→ **WHAT IS BEING ASKED**:
Reproduce all entries word for word.

BEGIN RECORDS PROVIDED

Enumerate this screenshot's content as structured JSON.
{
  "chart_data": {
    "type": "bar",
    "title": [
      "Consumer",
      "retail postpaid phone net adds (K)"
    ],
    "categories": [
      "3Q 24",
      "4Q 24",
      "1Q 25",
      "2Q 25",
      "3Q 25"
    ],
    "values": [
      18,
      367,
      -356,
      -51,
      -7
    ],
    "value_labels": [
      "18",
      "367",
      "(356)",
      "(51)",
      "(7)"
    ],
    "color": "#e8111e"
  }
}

END RECORDS PROVIDED

→ **EXPECTED ANSWER**:
Enumerate this screenshot's content as structured JSON.
{
  "chart_data": {
    "type": "bar",
    "title": [
      "Consumer",
      "retail postpaid phone net adds (K)"
    ],
    "categories": [
      "3Q 24",
      "4Q 24",
      "1Q 25",
      "2Q 25",
      "3Q 25"
    ],
    "values": [
      18,
      367,
      -356,
      -51,
      -7
    ],
    "value_labels": [
      "18",
      "367",
      "(356)",
      "(51)",
      "(7)"
    ],
    "color": "#e8111e"
  }
}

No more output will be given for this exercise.